* **Task directions**: Take every line that has the string "team" and copy it out.

### Exercise material

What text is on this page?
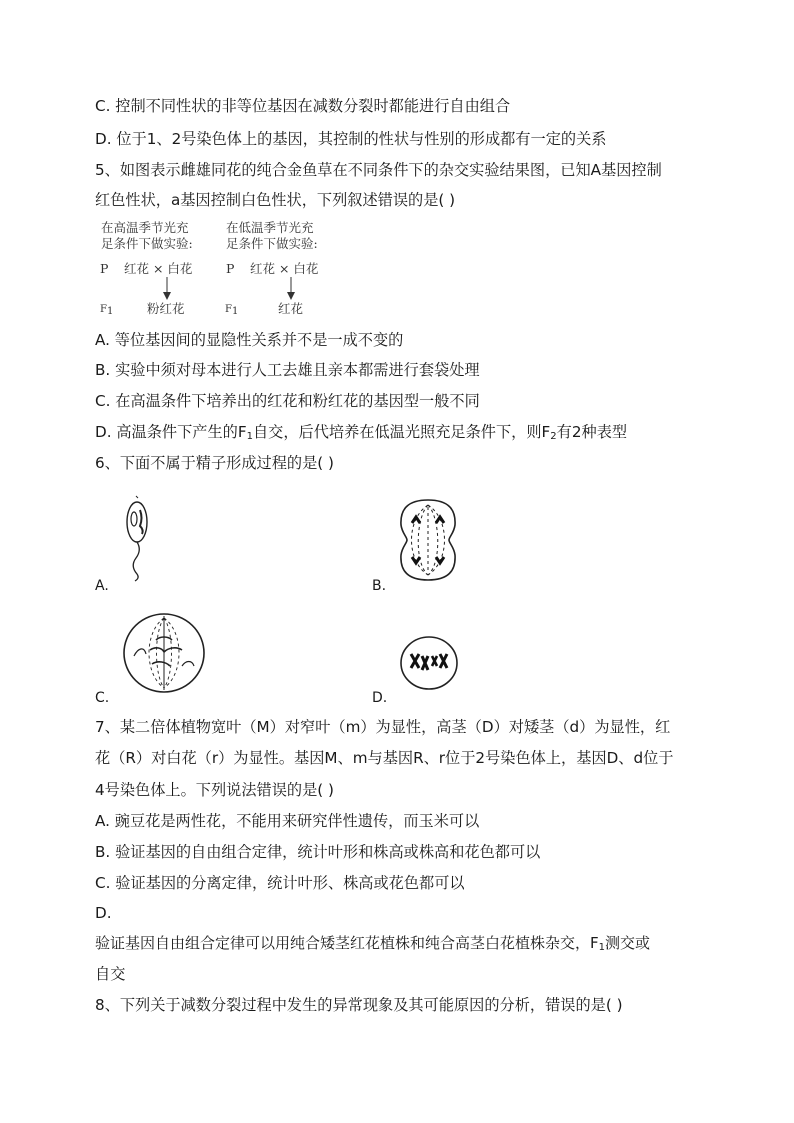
C. 控制不同性状的非等位基因在减数分裂时都能进行自由组合
D. 位于1、2号染色体上的基因，其控制的性状与性别的形成都有一定的关系
5、如图表示雌雄同花的纯合金鱼草在不同条件下的杂交实验结果图，已知A基因控制
红色性状，a基因控制白色性状，下列叙述错误的是( )
在高温季节光充
足条件下做实验:
在低温季节光充
足条件下做实验:
P 红花 × 白花	P 红花 × 白花
$F_1$	粉红花	$F_1$	红花
A. 等位基因间的显隐性关系并不是一成不变的
B. 实验中须对母本进行人工去雄且亲本都需进行套袋处理
C. 在高温条件下培养出的红花和粉红花的基因型一般不同
D. 高温条件下产生的$F_1$自交，后代培养在低温光照充足条件下，则$F_2$有2种表型
6、下面不属于精子形成过程的是( )
A.	B.
C.	D.
7、某二倍体植物宽叶（M）对窄叶（m）为显性，高茎（D）对矮茎（d）为显性，红
花（R）对白花（r）为显性。基因M、m与基因R、r位于2号染色体上，基因D、d位于
4号染色体上。下列说法错误的是( )
A. 豌豆花是两性花，不能用来研究伴性遗传，而玉米可以
B. 验证基因的自由组合定律，统计叶形和株高或株高和花色都可以
C. 验证基因的分离定律，统计叶形、株高或花色都可以
D.
验证基因自由组合定律可以用纯合矮茎红花植株和纯合高茎白花植株杂交，$F_1$测交或
自交
8、下列关于减数分裂过程中发生的异常现象及其可能原因的分析，错误的是( )
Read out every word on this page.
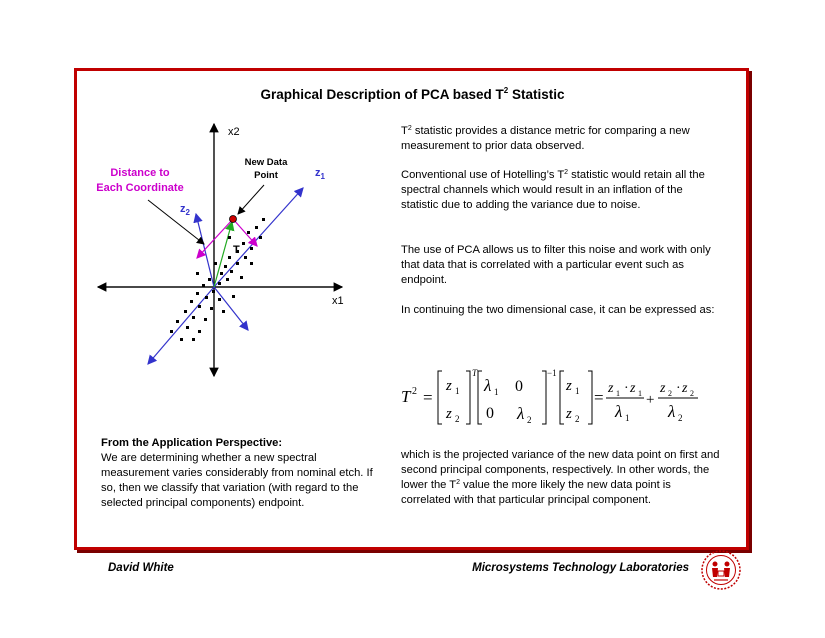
Graphical Description of PCA based $T^2$ Statistic
x2
x1
$z_1$
$z_2$
New Data
Point
Distance to
Each Coordinate
T

$T^2$ statistic provides a distance metric for comparing a new measurement to prior data observed.

Conventional use of Hotelling’s $T^2$ statistic would retain all the spectral channels which would result in an inflation of the statistic due to adding the variance due to noise.

The use of PCA allows us to filter this noise and work with only that data that is correlated with a particular event such as endpoint.

In continuing the two dimensional case, it can be expressed as:

T 2 =
z 1
z 2
T
λ 1 0
0 λ 2
−1
z 1
z 2
= z 1 · z 1
λ 1
+
z 2 · z 2
λ 2

which is the projected variance of the new data point on first and second principal components, respectively. In other words, the lower the $T^2$ value the more likely the new data point is correlated with that particular principal component.

From the Application Perspective:
We are determining whether a new spectral measurement varies considerably from nominal etch. If so, then we classify that variation (with regard to the selected principal components) endpoint.

David White	Microsystems Technology Laboratories
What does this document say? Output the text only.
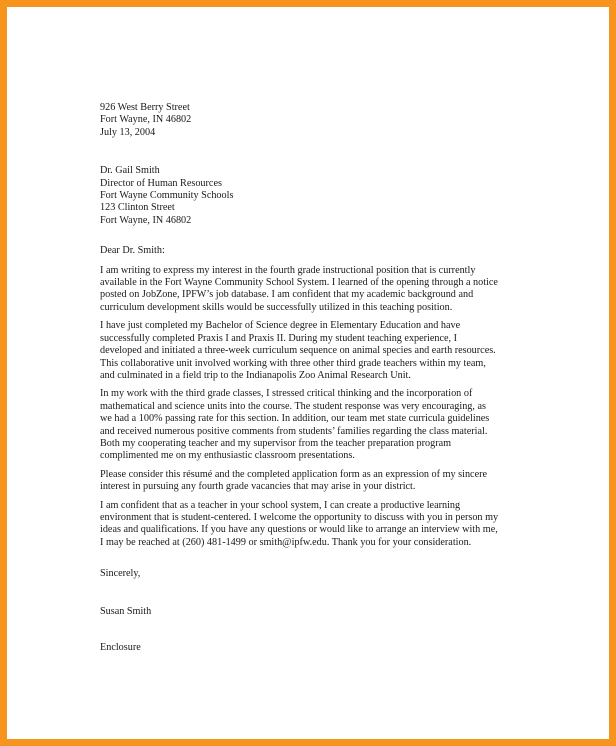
926 West Berry Street
Fort Wayne, IN 46802
July 13, 2004
Dr. Gail Smith
Director of Human Resources
Fort Wayne Community Schools
123 Clinton Street
Fort Wayne, IN 46802
Dear Dr. Smith:
I am writing to express my interest in the fourth grade instructional position that is currently
available in the Fort Wayne Community School System. I learned of the opening through a notice
posted on JobZone, IPFW’s job database. I am confident that my academic background and
curriculum development skills would be successfully utilized in this teaching position.
I have just completed my Bachelor of Science degree in Elementary Education and have
successfully completed Praxis I and Praxis II. During my student teaching experience, I
developed and initiated a three-week curriculum sequence on animal species and earth resources.
This collaborative unit involved working with three other third grade teachers within my team,
and culminated in a field trip to the Indianapolis Zoo Animal Research Unit.
In my work with the third grade classes, I stressed critical thinking and the incorporation of
mathematical and science units into the course. The student response was very encouraging, as
we had a 100% passing rate for this section. In addition, our team met state curricula guidelines
and received numerous positive comments from students’ families regarding the class material.
Both my cooperating teacher and my supervisor from the teacher preparation program
complimented me on my enthusiastic classroom presentations.
Please consider this résumé and the completed application form as an expression of my sincere
interest in pursuing any fourth grade vacancies that may arise in your district.
I am confident that as a teacher in your school system, I can create a productive learning
environment that is student-centered. I welcome the opportunity to discuss with you in person my
ideas and qualifications. If you have any questions or would like to arrange an interview with me,
I may be reached at (260) 481-1499 or smith@ipfw.edu. Thank you for your consideration.
Sincerely,
Susan Smith
Enclosure
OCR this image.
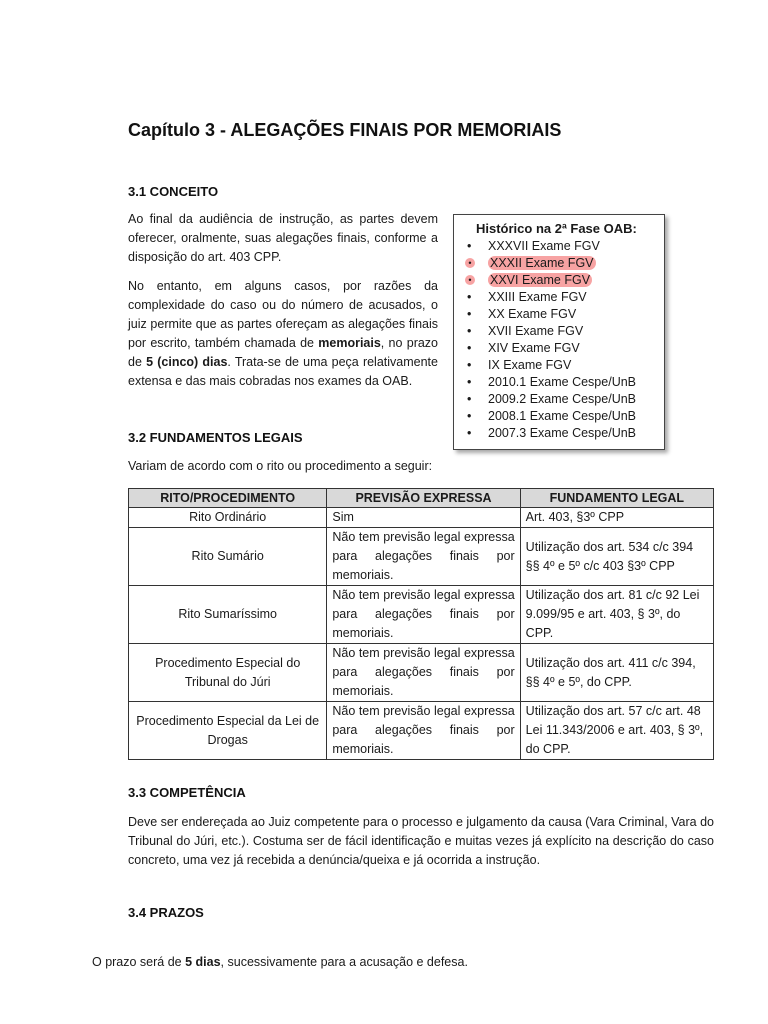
Capítulo 3 - ALEGAÇÕES FINAIS POR MEMORIAIS
3.1 CONCEITO
Ao final da audiência de instrução, as partes devem oferecer, oralmente, suas alegações finais, conforme a disposição do art. 403 CPP.
No entanto, em alguns casos, por razões da complexidade do caso ou do número de acusados, o juiz permite que as partes ofereçam as alegações finais por escrito, também chamada de memoriais, no prazo de 5 (cinco) dias. Trata-se de uma peça relativamente extensa e das mais cobradas nos exames da OAB.
Histórico na 2ª Fase OAB:
• XXXVII Exame FGV
• XXXII Exame FGV
• XXVI Exame FGV
• XXIII Exame FGV
• XX Exame FGV
• XVII Exame FGV
• XIV Exame FGV
• IX Exame FGV
• 2010.1 Exame Cespe/UnB
• 2009.2 Exame Cespe/UnB
• 2008.1 Exame Cespe/UnB
• 2007.3 Exame Cespe/UnB
3.2 FUNDAMENTOS LEGAIS
Variam de acordo com o rito ou procedimento a seguir:
RITO/PROCEDIMENTO	PREVISÃO EXPRESSA	FUNDAMENTO LEGAL
Rito Ordinário	Sim	Art. 403, §3º CPP
Rito Sumário	Não tem previsão legal expressa para alegações finais por memoriais.	Utilização dos art. 534 c/c 394 §§ 4º e 5º c/c 403 §3º CPP
Rito Sumaríssimo	Não tem previsão legal expressa para alegações finais por memoriais.	Utilização dos art. 81 c/c 92 Lei 9.099/95 e art. 403, § 3º, do CPP.
Procedimento Especial do Tribunal do Júri	Não tem previsão legal expressa para alegações finais por memoriais.	Utilização dos art. 411 c/c 394, §§ 4º e 5º, do CPP.
Procedimento Especial da Lei de Drogas	Não tem previsão legal expressa para alegações finais por memoriais.	Utilização dos art. 57 c/c art. 48 Lei 11.343/2006 e art. 403, § 3º, do CPP.
3.3 COMPETÊNCIA
Deve ser endereçada ao Juiz competente para o processo e julgamento da causa (Vara Criminal, Vara do Tribunal do Júri, etc.). Costuma ser de fácil identificação e muitas vezes já explícito na descrição do caso concreto, uma vez já recebida a denúncia/queixa e já ocorrida a instrução.
3.4 PRAZOS
O prazo será de 5 dias, sucessivamente para a acusação e defesa.
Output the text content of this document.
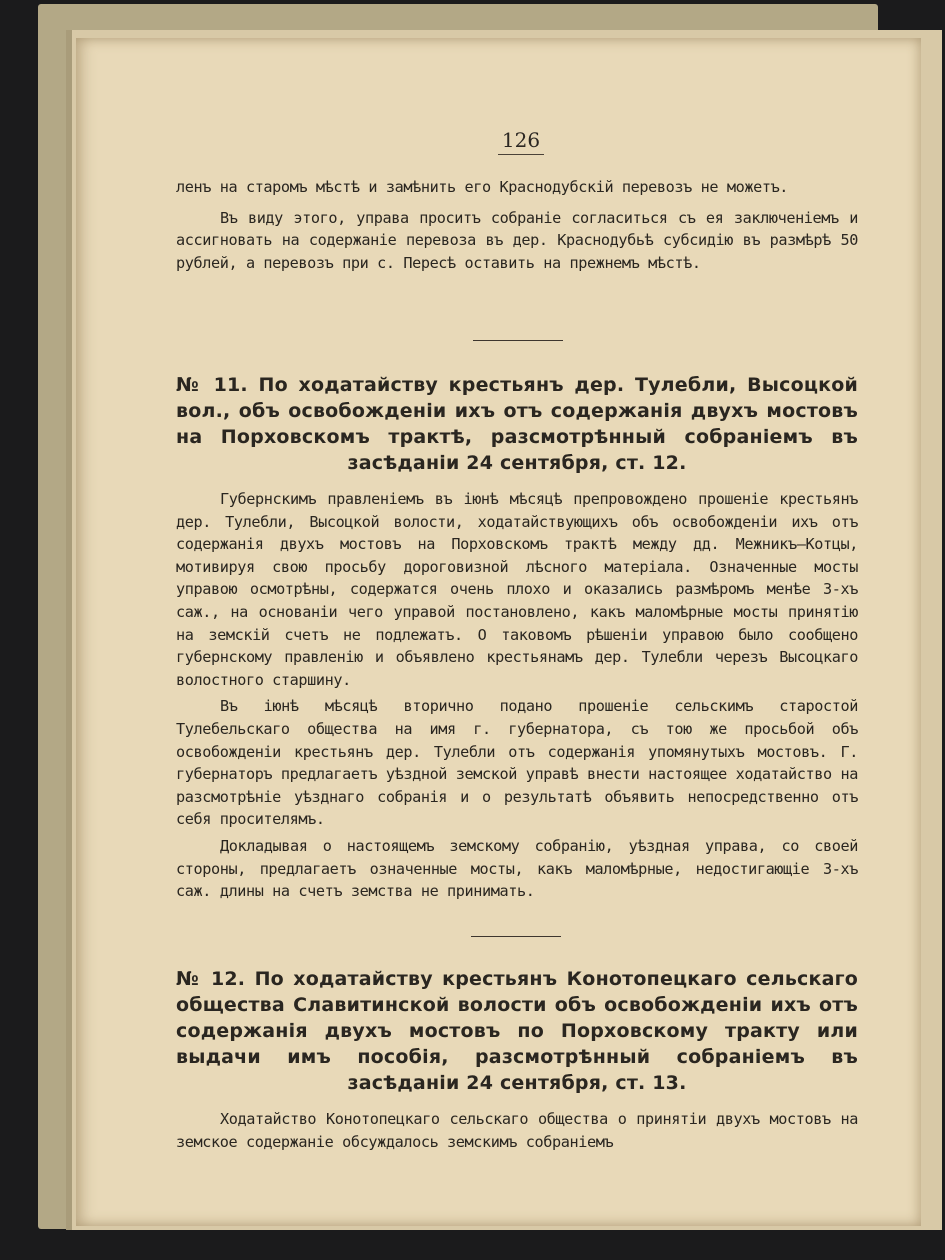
126

ленъ на старомъ мѣстѣ и замѣнить его Краснодубскій перевозъ не можетъ.

Въ виду этого, управа проситъ собраніе согласиться съ ея заключеніемъ и ассигновать на содержаніе перевоза въ дер. Краснодубьѣ субсидію въ размѣрѣ 50 рублей, а перевозъ при с. Пересѣ оставить на прежнемъ мѣстѣ.

№ 11. По ходатайству крестьянъ дер. Тулебли, Высоцкой вол., объ освобожденіи ихъ отъ содержанія двухъ мостовъ на Порховскомъ трактѣ, разсмотрѣнный собраніемъ въ засѣданіи 24 сентября, ст. 12.

Губернскимъ правленіемъ въ іюнѣ мѣсяцѣ препровождено прошеніе крестьянъ дер. Тулебли, Высоцкой волости, ходатайствующихъ объ освобожденіи ихъ отъ содержанія двухъ мостовъ на Порховскомъ трактѣ между дд. Межникъ—Котцы, мотивируя свою просьбу дороговизной лѣсного матеріала. Означенные мосты управою осмотрѣны, содержатся очень плохо и оказались размѣромъ менѣе 3-хъ саж., на основаніи чего управой постановлено, какъ маломѣрные мосты принятію на земскій счетъ не подлежатъ. О таковомъ рѣшеніи управою было сообщено губернскому правленію и объявлено крестьянамъ дер. Тулебли черезъ Высоцкаго волостного старшину.

Въ іюнѣ мѣсяцѣ вторично подано прошеніе сельскимъ старостой Тулебельскаго общества на имя г. губернатора, съ тою же просьбой объ освобожденіи крестьянъ дер. Тулебли отъ содержанія упомянутыхъ мостовъ. Г. губернаторъ предлагаетъ уѣздной земской управѣ внести настоящее ходатайство на разсмотрѣніе уѣзднаго собранія и о результатѣ объявить непосредственно отъ себя просителямъ.

Докладывая о настоящемъ земскому собранію, уѣздная управа, со своей стороны, предлагаетъ означенные мосты, какъ маломѣрные, недостигающіе 3-хъ саж. длины на счетъ земства не принимать.

№ 12. По ходатайству крестьянъ Конотопецкаго сельскаго общества Славитинской волости объ освобожденіи ихъ отъ содержанія двухъ мостовъ по Порховскому тракту или выдачи имъ пособія, разсмотрѣнный собраніемъ въ засѣданіи 24 сентября, ст. 13.

Ходатайство Конотопецкаго сельскаго общества о принятіи двухъ мостовъ на земское содержаніе обсуждалось земскимъ собраніемъ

######

* **Result**:
This collaborative unit involved working with three other third grade teachers within my team,
we had a 100% passing rate for this section. In addition, our team met state curricula guidelines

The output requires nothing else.